(Rows from a dataset)
☆ ☆ ☆ ☆
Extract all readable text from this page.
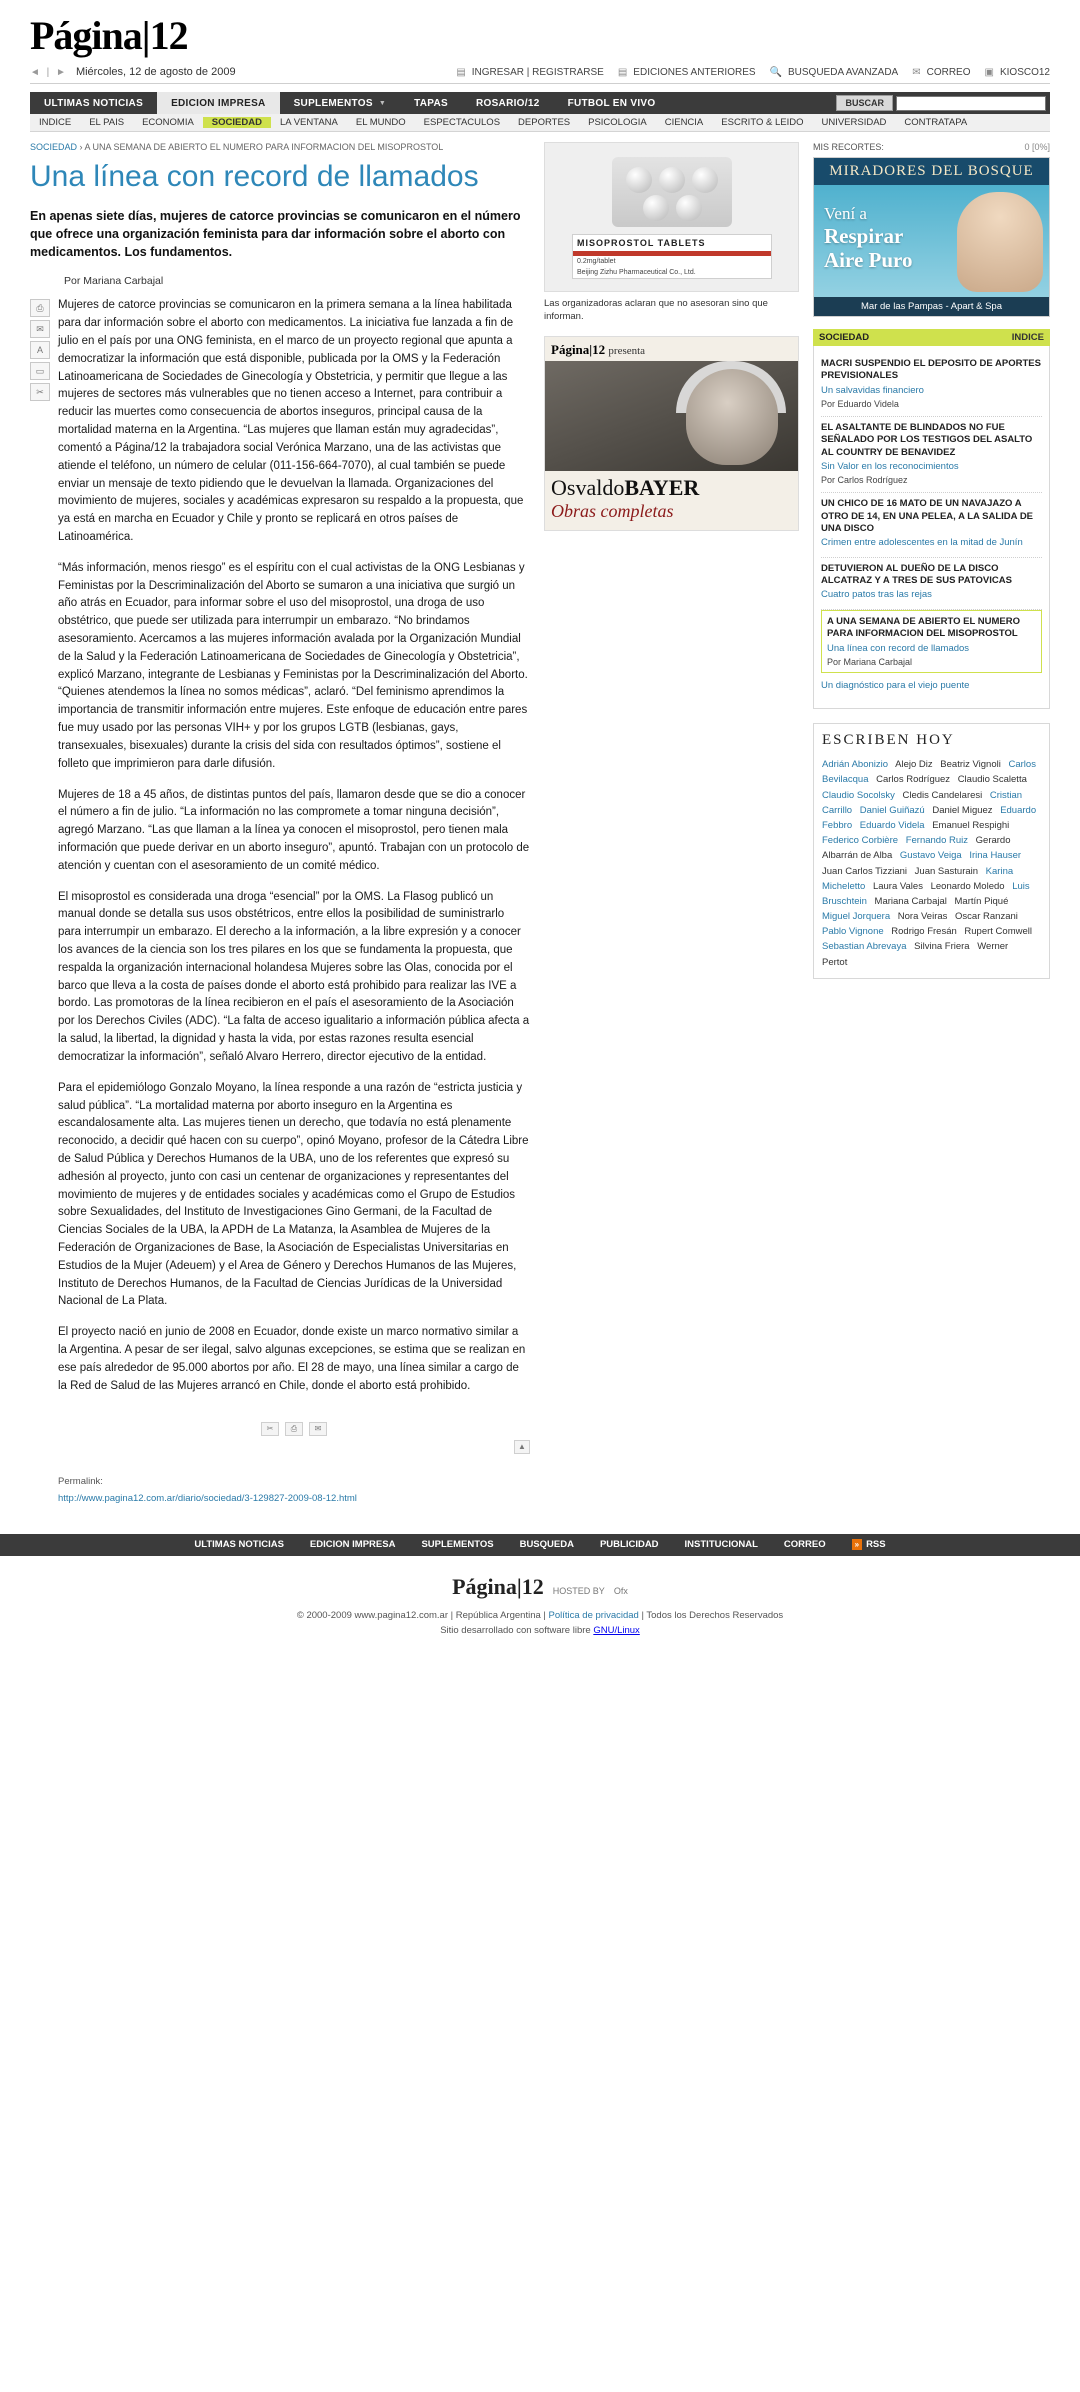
Página|12
◄ | ► Miércoles, 12 de agosto de 2009	▤ INGRESAR | REGISTRARSE ▤ EDICIONES ANTERIORES 🔍 BUSQUEDA AVANZADA ✉ CORREO ▣ KIOSCO12
ULTIMAS NOTICIAS	EDICION IMPRESA	SUPLEMENTOS ▼	TAPAS	ROSARIO/12	FUTBOL EN VIVO	BUSCAR
INDICE	EL PAIS	ECONOMIA	SOCIEDAD	LA VENTANA	EL MUNDO	ESPECTACULOS	DEPORTES	PSICOLOGIA	CIENCIA	ESCRITO & LEIDO	UNIVERSIDAD	CONTRATAPA
SOCIEDAD › A UNA SEMANA DE ABIERTO EL NUMERO PARA INFORMACION DEL MISOPROSTOL
Una línea con record de llamados
En apenas siete días, mujeres de catorce provincias se comunicaron en el número que ofrece una organización feminista para dar información sobre el aborto con medicamentos. Los fundamentos.
Por Mariana Carbajal
⎙
✉
A
▭
✂

Mujeres de catorce provincias se comunicaron en la primera semana a la línea habilitada para dar información sobre el aborto con medicamentos. La iniciativa fue lanzada a fin de julio en el país por una ONG feminista, en el marco de un proyecto regional que apunta a democratizar la información que está disponible, publicada por la OMS y la Federación Latinoamericana de Sociedades de Ginecología y Obstetricia, y permitir que llegue a las mujeres de sectores más vulnerables que no tienen acceso a Internet, para contribuir a reducir las muertes como consecuencia de abortos inseguros, principal causa de la mortalidad materna en la Argentina. “Las mujeres que llaman están muy agradecidas”, comentó a Página/12 la trabajadora social Verónica Marzano, una de las activistas que atiende el teléfono, un número de celular (011-156-664-7070), al cual también se puede enviar un mensaje de texto pidiendo que le devuelvan la llamada. Organizaciones del movimiento de mujeres, sociales y académicas expresaron su respaldo a la propuesta, que ya está en marcha en Ecuador y Chile y pronto se replicará en otros países de Latinoamérica.

“Más información, menos riesgo” es el espíritu con el cual activistas de la ONG Lesbianas y Feministas por la Descriminalización del Aborto se sumaron a una iniciativa que surgió un año atrás en Ecuador, para informar sobre el uso del misoprostol, una droga de uso obstétrico, que puede ser utilizada para interrumpir un embarazo. “No brindamos asesoramiento. Acercamos a las mujeres información avalada por la Organización Mundial de la Salud y la Federación Latinoamericana de Sociedades de Ginecología y Obstetricia”, explicó Marzano, integrante de Lesbianas y Feministas por la Descriminalización del Aborto. “Quienes atendemos la línea no somos médicas”, aclaró. “Del feminismo aprendimos la importancia de transmitir información entre mujeres. Este enfoque de educación entre pares fue muy usado por las personas VIH+ y por los grupos LGTB (lesbianas, gays, transexuales, bisexuales) durante la crisis del sida con resultados óptimos”, sostiene el folleto que imprimieron para darle difusión.

Mujeres de 18 a 45 años, de distintas puntos del país, llamaron desde que se dio a conocer el número a fin de julio. “La información no las compromete a tomar ninguna decisión”, agregó Marzano. “Las que llaman a la línea ya conocen el misoprostol, pero tienen mala información que puede derivar en un aborto inseguro”, apuntó. Trabajan con un protocolo de atención y cuentan con el asesoramiento de un comité médico.

El misoprostol es considerada una droga “esencial” por la OMS. La Flasog publicó un manual donde se detalla sus usos obstétricos, entre ellos la posibilidad de suministrarlo para interrumpir un embarazo. El derecho a la información, a la libre expresión y a conocer los avances de la ciencia son los tres pilares en los que se fundamenta la propuesta, que respalda la organización internacional holandesa Mujeres sobre las Olas, conocida por el barco que lleva a la costa de países donde el aborto está prohibido para realizar las IVE a bordo. Las promotoras de la línea recibieron en el país el asesoramiento de la Asociación por los Derechos Civiles (ADC). “La falta de acceso igualitario a información pública afecta a la salud, la libertad, la dignidad y hasta la vida, por estas razones resulta esencial democratizar la información”, señaló Alvaro Herrero, director ejecutivo de la entidad.

Para el epidemiólogo Gonzalo Moyano, la línea responde a una razón de “estricta justicia y salud pública”. “La mortalidad materna por aborto inseguro en la Argentina es escandalosamente alta. Las mujeres tienen un derecho, que todavía no está plenamente reconocido, a decidir qué hacen con su cuerpo”, opinó Moyano, profesor de la Cátedra Libre de Salud Pública y Derechos Humanos de la UBA, uno de los referentes que expresó su adhesión al proyecto, junto con casi un centenar de organizaciones y representantes del movimiento de mujeres y de entidades sociales y académicas como el Grupo de Estudios sobre Sexualidades, del Instituto de Investigaciones Gino Germani, de la Facultad de Ciencias Sociales de la UBA, la APDH de La Matanza, la Asamblea de Mujeres de la Federación de Organizaciones de Base, la Asociación de Especialistas Universitarias en Estudios de la Mujer (Adeuem) y el Area de Género y Derechos Humanos de las Mujeres, Instituto de Derechos Humanos, de la Facultad de Ciencias Jurídicas de la Universidad Nacional de La Plata.

El proyecto nació en junio de 2008 en Ecuador, donde existe un marco normativo similar a la Argentina. A pesar de ser ilegal, salvo algunas excepciones, se estima que se realizan en ese país alrededor de 95.000 abortos por año. El 28 de mayo, una línea similar a cargo de la Red de Salud de las Mujeres arrancó en Chile, donde el aborto está prohibido.

✂	⎙	✉
▲
Permalink:
http://www.pagina12.com.ar/diario/sociedad/3-129827-2009-08-12.html
MISOPROSTOL TABLETS
0.2mg/tablet
Beijing Zizhu Pharmaceutical Co., Ltd.
Las organizadoras aclaran que no asesoran sino que informan.
Página|12 presenta
OsvaldoBAYER
Obras completas
MIS RECORTES:	0 [0%]
MIRADORES DEL BOSQUE
Vení a
Respirar
Aire Puro
Mar de las Pampas - Apart & Spa
SOCIEDAD	INDICE
MACRI SUSPENDIO EL DEPOSITO DE APORTES PREVISIONALES
Un salvavidas financiero
Por Eduardo Videla
EL ASALTANTE DE BLINDADOS NO FUE SEÑALADO POR LOS TESTIGOS DEL ASALTO AL COUNTRY DE BENAVIDEZ
Sin Valor en los reconocimientos
Por Carlos Rodríguez
UN CHICO DE 16 MATO DE UN NAVAJAZO A OTRO DE 14, EN UNA PELEA, A LA SALIDA DE UNA DISCO
Crimen entre adolescentes en la mitad de Junín
DETUVIERON AL DUEÑO DE LA DISCO ALCATRAZ Y A TRES DE SUS PATOVICAS
Cuatro patos tras las rejas
A UNA SEMANA DE ABIERTO EL NUMERO PARA INFORMACION DEL MISOPROSTOL
Una línea con record de llamados
Por Mariana Carbajal
Un diagnóstico para el viejo puente
ESCRIBEN HOY
Adrián Abonizio Alejo Diz Beatriz Vignoli Carlos Bevilacqua Carlos Rodríguez Claudio Scaletta Claudio Socolsky Cledis Candelaresi Cristian Carrillo Daniel Guiñazú Daniel Miguez Eduardo Febbro Eduardo Videla Emanuel Respighi Federico Corbière Fernando Ruiz Gerardo Albarrán de Alba Gustavo Veiga Irina Hauser Juan Carlos Tizziani Juan Sasturain Karina Micheletto Laura Vales Leonardo Moledo Luis Bruschtein Mariana Carbajal Martín Piqué Miguel Jorquera Nora Veiras Oscar Ranzani Pablo Vignone Rodrigo Fresán Rupert Comwell Sebastian Abrevaya Silvina Friera Werner Pertot
ULTIMAS NOTICIAS	EDICION IMPRESA	SUPLEMENTOS	BUSQUEDA	PUBLICIDAD	INSTITUCIONAL	CORREO	» RSS
Página|12 HOSTED BY Ofx
© 2000-2009 www.pagina12.com.ar | República Argentina | Política de privacidad | Todos los Derechos Reservados
Sitio desarrollado con software libre GNU/Linux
☆ ☆ ☆ ☆
Write out the whole listing again, exactly, with no pictures.

Extract all readable text from this page.
Página|12
◄ | ► Miércoles, 12 de agosto de 2009	▤ INGRESAR | REGISTRARSE ▤ EDICIONES ANTERIORES 🔍 BUSQUEDA AVANZADA ✉ CORREO ▣ KIOSCO12
ULTIMAS NOTICIAS	EDICION IMPRESA	SUPLEMENTOS ▼	TAPAS	ROSARIO/12	FUTBOL EN VIVO	BUSCAR
INDICE	EL PAIS	ECONOMIA	SOCIEDAD	LA VENTANA	EL MUNDO	ESPECTACULOS	DEPORTES	PSICOLOGIA	CIENCIA	ESCRITO & LEIDO	UNIVERSIDAD	CONTRATAPA
SOCIEDAD › A UNA SEMANA DE ABIERTO EL NUMERO PARA INFORMACION DEL MISOPROSTOL
Una línea con record de llamados
En apenas siete días, mujeres de catorce provincias se comunicaron en el número que ofrece una organización feminista para dar información sobre el aborto con medicamentos. Los fundamentos.
Por Mariana Carbajal
⎙
✉
A
▭
✂

Mujeres de catorce provincias se comunicaron en la primera semana a la línea habilitada para dar información sobre el aborto con medicamentos. La iniciativa fue lanzada a fin de julio en el país por una ONG feminista, en el marco de un proyecto regional que apunta a democratizar la información que está disponible, publicada por la OMS y la Federación Latinoamericana de Sociedades de Ginecología y Obstetricia, y permitir que llegue a las mujeres de sectores más vulnerables que no tienen acceso a Internet, para contribuir a reducir las muertes como consecuencia de abortos inseguros, principal causa de la mortalidad materna en la Argentina. “Las mujeres que llaman están muy agradecidas”, comentó a Página/12 la trabajadora social Verónica Marzano, una de las activistas que atiende el teléfono, un número de celular (011-156-664-7070), al cual también se puede enviar un mensaje de texto pidiendo que le devuelvan la llamada. Organizaciones del movimiento de mujeres, sociales y académicas expresaron su respaldo a la propuesta, que ya está en marcha en Ecuador y Chile y pronto se replicará en otros países de Latinoamérica.

“Más información, menos riesgo” es el espíritu con el cual activistas de la ONG Lesbianas y Feministas por la Descriminalización del Aborto se sumaron a una iniciativa que surgió un año atrás en Ecuador, para informar sobre el uso del misoprostol, una droga de uso obstétrico, que puede ser utilizada para interrumpir un embarazo. “No brindamos asesoramiento. Acercamos a las mujeres información avalada por la Organización Mundial de la Salud y la Federación Latinoamericana de Sociedades de Ginecología y Obstetricia”, explicó Marzano, integrante de Lesbianas y Feministas por la Descriminalización del Aborto. “Quienes atendemos la línea no somos médicas”, aclaró. “Del feminismo aprendimos la importancia de transmitir información entre mujeres. Este enfoque de educación entre pares fue muy usado por las personas VIH+ y por los grupos LGTB (lesbianas, gays, transexuales, bisexuales) durante la crisis del sida con resultados óptimos”, sostiene el folleto que imprimieron para darle difusión.

Mujeres de 18 a 45 años, de distintas puntos del país, llamaron desde que se dio a conocer el número a fin de julio. “La información no las compromete a tomar ninguna decisión”, agregó Marzano. “Las que llaman a la línea ya conocen el misoprostol, pero tienen mala información que puede derivar en un aborto inseguro”, apuntó. Trabajan con un protocolo de atención y cuentan con el asesoramiento de un comité médico.

El misoprostol es considerada una droga “esencial” por la OMS. La Flasog publicó un manual donde se detalla sus usos obstétricos, entre ellos la posibilidad de suministrarlo para interrumpir un embarazo. El derecho a la información, a la libre expresión y a conocer los avances de la ciencia son los tres pilares en los que se fundamenta la propuesta, que respalda la organización internacional holandesa Mujeres sobre las Olas, conocida por el barco que lleva a la costa de países donde el aborto está prohibido para realizar las IVE a bordo. Las promotoras de la línea recibieron en el país el asesoramiento de la Asociación por los Derechos Civiles (ADC). “La falta de acceso igualitario a información pública afecta a la salud, la libertad, la dignidad y hasta la vida, por estas razones resulta esencial democratizar la información”, señaló Alvaro Herrero, director ejecutivo de la entidad.

Para el epidemiólogo Gonzalo Moyano, la línea responde a una razón de “estricta justicia y salud pública”. “La mortalidad materna por aborto inseguro en la Argentina es escandalosamente alta. Las mujeres tienen un derecho, que todavía no está plenamente reconocido, a decidir qué hacen con su cuerpo”, opinó Moyano, profesor de la Cátedra Libre de Salud Pública y Derechos Humanos de la UBA, uno de los referentes que expresó su adhesión al proyecto, junto con casi un centenar de organizaciones y representantes del movimiento de mujeres y de entidades sociales y académicas como el Grupo de Estudios sobre Sexualidades, del Instituto de Investigaciones Gino Germani, de la Facultad de Ciencias Sociales de la UBA, la APDH de La Matanza, la Asamblea de Mujeres de la Federación de Organizaciones de Base, la Asociación de Especialistas Universitarias en Estudios de la Mujer (Adeuem) y el Area de Género y Derechos Humanos de las Mujeres, Instituto de Derechos Humanos, de la Facultad de Ciencias Jurídicas de la Universidad Nacional de La Plata.

El proyecto nació en junio de 2008 en Ecuador, donde existe un marco normativo similar a la Argentina. A pesar de ser ilegal, salvo algunas excepciones, se estima que se realizan en ese país alrededor de 95.000 abortos por año. El 28 de mayo, una línea similar a cargo de la Red de Salud de las Mujeres arrancó en Chile, donde el aborto está prohibido.

✂	⎙	✉
▲
Permalink:
http://www.pagina12.com.ar/diario/sociedad/3-129827-2009-08-12.html
MISOPROSTOL TABLETS
0.2mg/tablet
Beijing Zizhu Pharmaceutical Co., Ltd.
Las organizadoras aclaran que no asesoran sino que informan.
Página|12 presenta
OsvaldoBAYER
Obras completas
MIS RECORTES:	0 [0%]
MIRADORES DEL BOSQUE
Vení a
Respirar
Aire Puro
Mar de las Pampas - Apart & Spa
SOCIEDAD	INDICE
MACRI SUSPENDIO EL DEPOSITO DE APORTES PREVISIONALES
Un salvavidas financiero
Por Eduardo Videla
EL ASALTANTE DE BLINDADOS NO FUE SEÑALADO POR LOS TESTIGOS DEL ASALTO AL COUNTRY DE BENAVIDEZ
Sin Valor en los reconocimientos
Por Carlos Rodríguez
UN CHICO DE 16 MATO DE UN NAVAJAZO A OTRO DE 14, EN UNA PELEA, A LA SALIDA DE UNA DISCO
Crimen entre adolescentes en la mitad de Junín
DETUVIERON AL DUEÑO DE LA DISCO ALCATRAZ Y A TRES DE SUS PATOVICAS
Cuatro patos tras las rejas
A UNA SEMANA DE ABIERTO EL NUMERO PARA INFORMACION DEL MISOPROSTOL
Una línea con record de llamados
Por Mariana Carbajal
Un diagnóstico para el viejo puente
ESCRIBEN HOY
Adrián Abonizio Alejo Diz Beatriz Vignoli Carlos Bevilacqua Carlos Rodríguez Claudio Scaletta Claudio Socolsky Cledis Candelaresi Cristian Carrillo Daniel Guiñazú Daniel Miguez Eduardo Febbro Eduardo Videla Emanuel Respighi Federico Corbière Fernando Ruiz Gerardo Albarrán de Alba Gustavo Veiga Irina Hauser Juan Carlos Tizziani Juan Sasturain Karina Micheletto Laura Vales Leonardo Moledo Luis Bruschtein Mariana Carbajal Martín Piqué Miguel Jorquera Nora Veiras Oscar Ranzani Pablo Vignone Rodrigo Fresán Rupert Comwell Sebastian Abrevaya Silvina Friera Werner Pertot
ULTIMAS NOTICIAS	EDICION IMPRESA	SUPLEMENTOS	BUSQUEDA	PUBLICIDAD	INSTITUCIONAL	CORREO	» RSS
Página|12 HOSTED BY Ofx
© 2000-2009 www.pagina12.com.ar | República Argentina | Política de privacidad | Todos los Derechos Reservados
Sitio desarrollado con software libre GNU/Linux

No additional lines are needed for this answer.